**Task objective:**
Pick out each line of the records that contains the word "axis", and copy those lines.
___ Input records
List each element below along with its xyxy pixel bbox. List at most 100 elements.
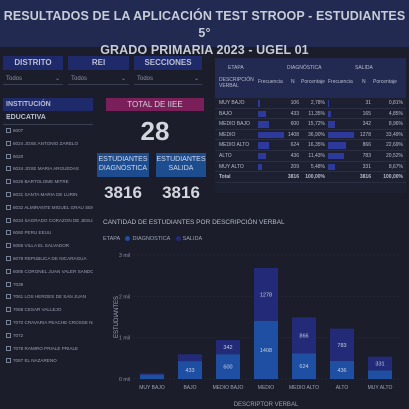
institucion-item[interactable]: 6024 JOSE MARIA ARGUEDAS xyxy=(3,163,93,176)
checkbox-icon[interactable] xyxy=(6,217,11,223)
legend-salida[interactable]: SALIDA xyxy=(182,236,203,242)
legend-dot-salida xyxy=(175,236,181,241)
institucion-item[interactable]: 7072 xyxy=(3,330,93,343)
row-n-diagnostica: 209 xyxy=(290,163,299,170)
dashboard-header: RESULTADOS DE LA APLICACIÓN TEST STROOP … xyxy=(0,0,409,57)
checkbox-icon[interactable] xyxy=(6,307,11,313)
institucion-item[interactable]: 6034 SAGRADO CORAZON DE JESUS xyxy=(3,215,93,228)
bar-salida xyxy=(368,356,392,371)
table-row: MUY BAJO 106 2,78% 31 0,81% xyxy=(215,98,406,109)
checkbox-icon[interactable] xyxy=(6,191,11,197)
institucion-item[interactable]: 7070 CRAVARIA PEACHE CROSSE NEU... xyxy=(3,317,93,330)
row-n-diagnostica: 1408 xyxy=(287,131,299,138)
institucion-item[interactable]: 6085 CORONEL JUAN VALER SANDOVAL xyxy=(3,266,93,279)
filter-select[interactable]: Todos ⌄ xyxy=(68,70,129,85)
checkbox-icon[interactable] xyxy=(6,319,11,325)
institucion-item[interactable]: 6026 BARTOLOME MITRE xyxy=(3,176,93,189)
institucion-item[interactable]: 6066 VILLA EL SALVADOR xyxy=(3,240,93,253)
filter-rei[interactable]: REI Todos ⌄ xyxy=(68,56,129,86)
filter-label: SECCIONES xyxy=(134,56,202,70)
data-label: 1278 xyxy=(260,292,272,298)
filter-distrito[interactable]: DISTRITO Todos ⌄ xyxy=(3,56,63,86)
col-n-2: N xyxy=(362,79,366,85)
row-n-salida: 165 xyxy=(362,110,371,117)
table-row: MEDIO ALTO 624 16,35% 866 22,69% xyxy=(215,140,406,151)
title-line-1: RESULTADOS DE LA APLICACIÓN TEST STROOP … xyxy=(3,9,406,40)
checkbox-icon[interactable] xyxy=(6,128,11,133)
chevron-down-icon[interactable]: ⌄ xyxy=(193,76,199,82)
institucion-item-label: 6020 xyxy=(13,153,24,159)
checkbox-icon[interactable] xyxy=(6,294,11,300)
institucion-item-label: 6032 ALMIRANTE MIGUEL GRAU SEMI... xyxy=(13,204,93,210)
bar-diagnostica xyxy=(254,320,278,379)
checkbox-icon[interactable] xyxy=(6,166,11,172)
col-n-1: N xyxy=(291,79,295,85)
legend-diagnostica[interactable]: DIAGNOSTICA xyxy=(132,236,171,242)
bar-diagnostica xyxy=(292,353,316,379)
institucion-item[interactable]: 6007 xyxy=(3,125,93,138)
chevron-down-icon[interactable]: ⌄ xyxy=(54,76,60,82)
total-iiee-value: 28 xyxy=(140,116,170,146)
bar-salida xyxy=(178,354,202,362)
search-input[interactable]: ⚲ xyxy=(3,111,93,125)
institucion-item[interactable]: 7087 EL NAZARENO xyxy=(3,355,93,368)
institucion-item[interactable]: 6020 xyxy=(3,151,93,164)
estudiantes-diagnostica-label: ESTUDIANTES DIAGNÓSTICA xyxy=(97,153,149,177)
institucion-item[interactable]: 6060 PERU EEUU xyxy=(3,227,93,240)
table-row: BAJO 433 11,35% 165 4,85% xyxy=(215,109,406,120)
bar-diagnostica xyxy=(330,360,354,379)
institucion-item[interactable]: 6032 ALMIRANTE MIGUEL GRAU SEMI... xyxy=(3,202,93,215)
checkbox-icon[interactable] xyxy=(6,345,11,351)
y-axis-label: ESTUDIANTES xyxy=(114,296,120,338)
checkbox-icon[interactable] xyxy=(6,358,11,364)
estudiantes-salida-label: ESTUDIANTES SALIDA xyxy=(156,153,206,177)
data-label: 331 xyxy=(375,362,384,368)
checkbox-icon[interactable] xyxy=(6,230,11,236)
checkbox-icon[interactable] xyxy=(6,204,11,210)
table-row: ALTO 436 11,43% 783 20,52% xyxy=(215,151,406,162)
checkbox-icon[interactable] xyxy=(6,140,11,146)
institucion-item[interactable]: 6024 JOSE ANTONIO ZARELO xyxy=(3,138,93,151)
row-n-diagnostica: 436 xyxy=(290,152,299,159)
institucion-item[interactable]: 7039 xyxy=(3,279,93,292)
col-porcentaje-2: Porcentaje xyxy=(373,79,397,85)
institucion-item-label: 7070 CRAVARIA PEACHE CROSSE NEU... xyxy=(13,319,93,325)
data-label: 783 xyxy=(337,343,346,349)
row-porcentaje-diagnostica: 2,78% xyxy=(310,100,325,106)
institucion-item-label: 7087 EL NAZARENO xyxy=(13,358,57,364)
filter-secciones[interactable]: SECCIONES Todos ⌄ xyxy=(134,56,202,86)
institucion-label: INSTITUCIÓN EDUCATIVA xyxy=(3,98,93,121)
institucion-item-label: 6034 SAGRADO CORAZON DE JESUS xyxy=(13,217,93,223)
filter-select[interactable]: Todos ⌄ xyxy=(134,70,202,85)
checkbox-icon[interactable] xyxy=(6,179,11,185)
institucion-item[interactable]: 7061 LOS HEROES DE SAN JUAN xyxy=(3,291,93,304)
data-label: 342 xyxy=(223,345,232,351)
institucion-item[interactable]: 7068 CESAR VALLEJO xyxy=(3,304,93,317)
checkbox-icon[interactable] xyxy=(6,255,11,261)
frecuencia-bar-diagnostica xyxy=(258,142,270,149)
row-descripcion: MEDIO BAJO xyxy=(219,121,250,128)
filter-label: REI xyxy=(68,56,129,70)
institucion-item-label: 6026 BARTOLOME MITRE xyxy=(13,179,69,185)
institucion-item-label: 7078 RAMIRO PRIALE PRIALE xyxy=(13,345,79,351)
bar-diagnostica xyxy=(216,354,240,379)
row-descripcion: ALTO xyxy=(219,152,232,159)
frecuencia-bar-diagnostica xyxy=(258,163,262,171)
chart-legend: ETAPA DIAGNOSTICA SALIDA xyxy=(103,236,202,242)
checkbox-icon[interactable] xyxy=(6,332,11,338)
institucion-item[interactable]: 6031 SANTA MARIA DE LURIN xyxy=(3,189,93,202)
institucion-item[interactable]: 7078 RAMIRO PRIALE PRIALE xyxy=(3,343,93,356)
row-descripcion: MEDIO xyxy=(219,131,236,138)
institucion-item[interactable]: 6078 REPUBLICA DE NICARAGUA xyxy=(3,253,93,266)
estudiantes-salida-value: 3816 xyxy=(162,183,200,202)
institucion-item-label: 6024 JOSE MARIA ARGUEDAS xyxy=(13,166,79,172)
checkbox-icon[interactable] xyxy=(6,243,11,249)
filter-select[interactable]: Todos ⌄ xyxy=(3,70,63,85)
row-porcentaje-salida: 8,67% xyxy=(388,163,403,170)
chevron-down-icon[interactable]: ⌄ xyxy=(120,76,126,82)
checkbox-icon[interactable] xyxy=(6,153,11,159)
row-descripcion: MUY BAJO xyxy=(219,100,245,106)
bar-salida xyxy=(292,317,316,354)
checkbox-icon[interactable] xyxy=(6,281,11,287)
checkbox-icon[interactable] xyxy=(6,268,11,274)
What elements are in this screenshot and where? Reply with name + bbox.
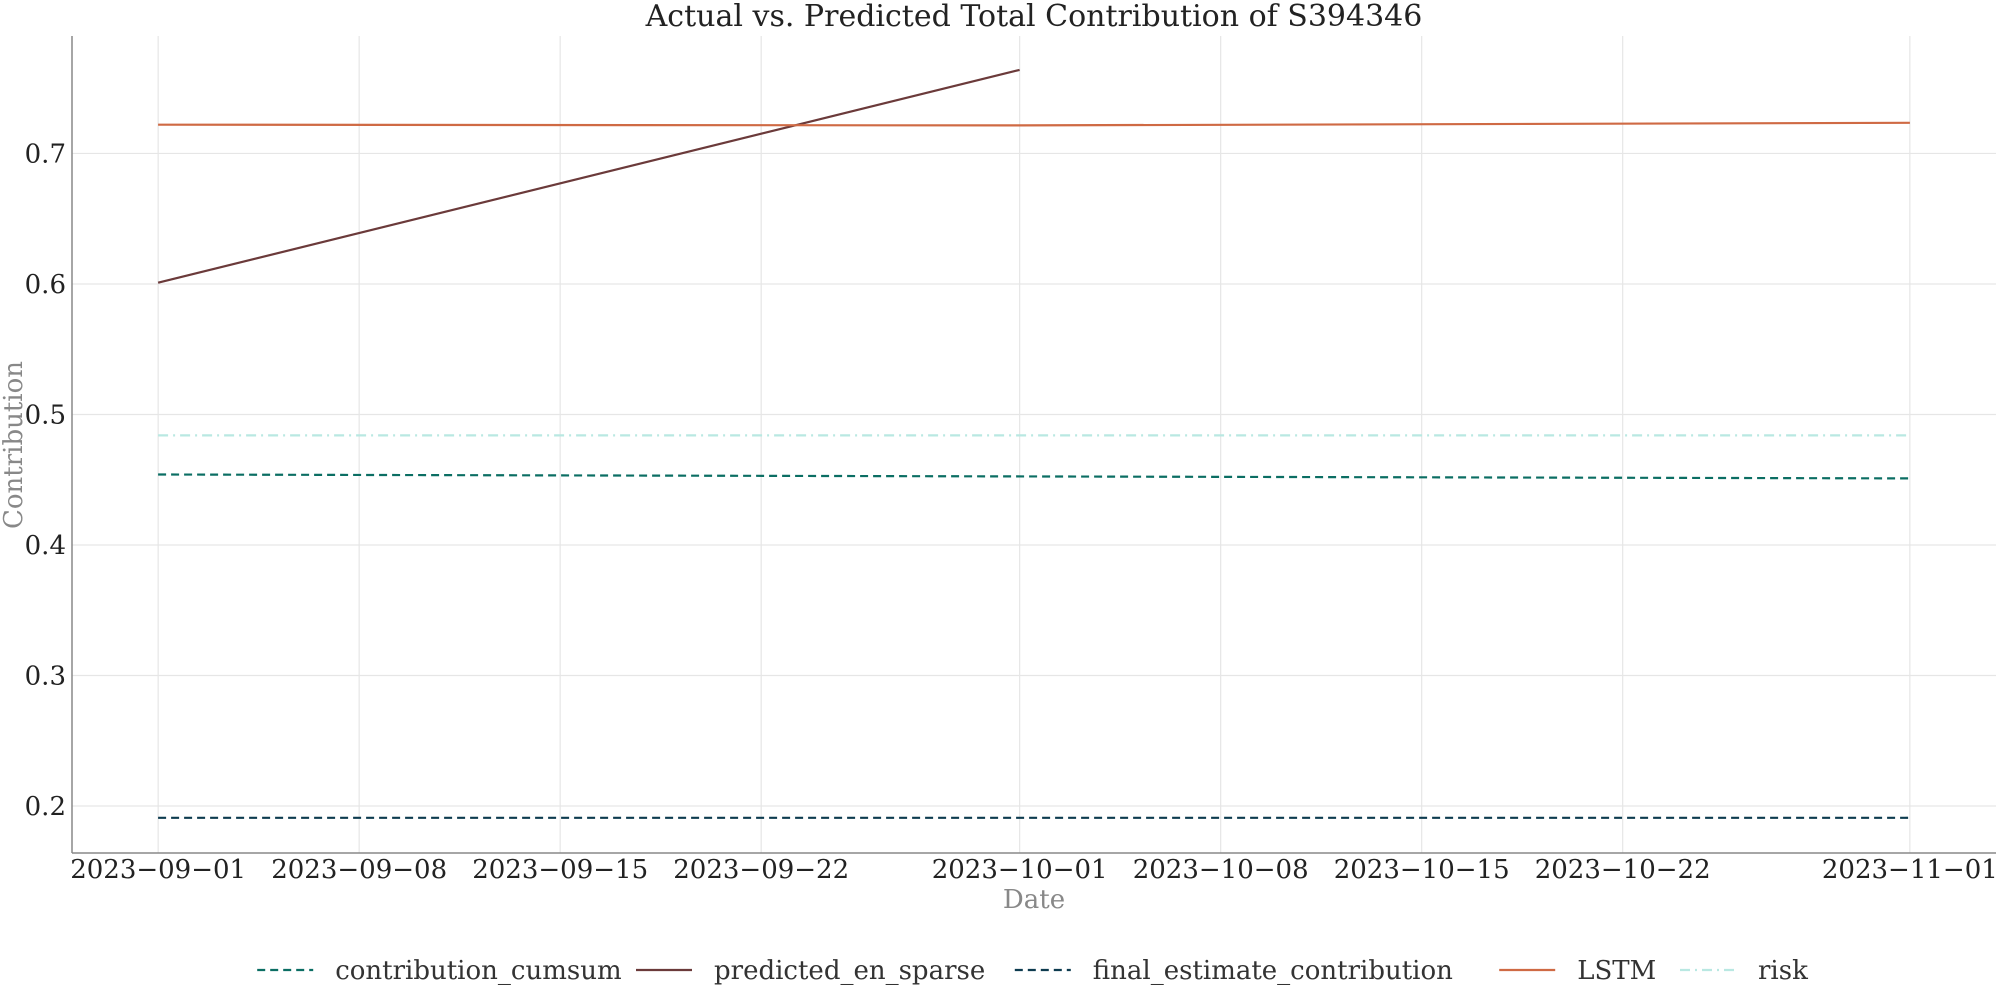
- y-tick-label: 0.4: [25, 531, 66, 561]
- series-line-contribution-cumsum: [158, 473, 1910, 480]
- legend-label: contribution_cumsum: [335, 956, 621, 986]
- y-tick-label: 0.2: [25, 792, 66, 822]
- y-axis-ticks: 0.2 0.3 0.4 0.5 0.6 0.7: [25, 139, 66, 822]
- legend-label: risk: [1758, 956, 1808, 986]
- x-tick-label: 2023−10−22: [1535, 855, 1711, 885]
- y-tick-label: 0.6: [25, 270, 66, 300]
- x-axis-title: Date: [1003, 885, 1065, 915]
- x-tick-label: 2023−11−01: [1822, 855, 1998, 885]
- x-tick-label: 2023−09−01: [70, 855, 246, 885]
- x-tick-label: 2023−09−15: [472, 855, 648, 885]
- legend: contribution_cumsum predicted_en_sparse fi…: [257, 956, 1808, 986]
- grid: [72, 36, 1996, 853]
- x-tick-label: 2023−10−08: [1133, 855, 1309, 885]
- chart-title: Actual vs. Predicted Total Contribution …: [645, 0, 1423, 34]
- x-tick-label: 2023−09−08: [271, 855, 447, 885]
- legend-label: final_estimate_contribution: [1093, 956, 1453, 986]
- y-tick-label: 0.7: [25, 139, 66, 169]
- x-tick-label: 2023−10−01: [932, 855, 1108, 885]
- x-tick-label: 2023−09−22: [673, 855, 849, 885]
- x-tick-label: 2023−10−15: [1334, 855, 1510, 885]
- series-line-lstm: [158, 121, 1910, 127]
- y-tick-label: 0.3: [25, 662, 66, 692]
- axes: [71, 36, 1996, 854]
- legend-label: LSTM: [1577, 956, 1656, 986]
- y-tick-label: 0.5: [25, 400, 66, 430]
- y-axis-title: Contribution: [0, 361, 29, 529]
- legend-label: predicted_en_sparse: [714, 956, 985, 986]
- series-line-predicted-en-sparse: [157, 68, 1020, 284]
- x-axis-ticks: 2023−09−01 2023−09−08 2023−09−15 2023−09−22…: [70, 855, 1998, 885]
- series-lines: [157, 68, 1910, 819]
______
**Output below:**
y-axis-label: ESTUDIANTES xyxy=(114,296,120,338)
- y-axis-ticks: 0.2 0.3 0.4 0.5 0.6 0.7: [25, 139, 66, 822]
- x-axis-title: Date: [1003, 885, 1065, 915]
- y-axis-title: Contribution: [0, 361, 29, 529]
- x-axis-ticks: 2023−09−01 2023−09−08 2023−09−15 2023−09−22…: [70, 855, 1998, 885]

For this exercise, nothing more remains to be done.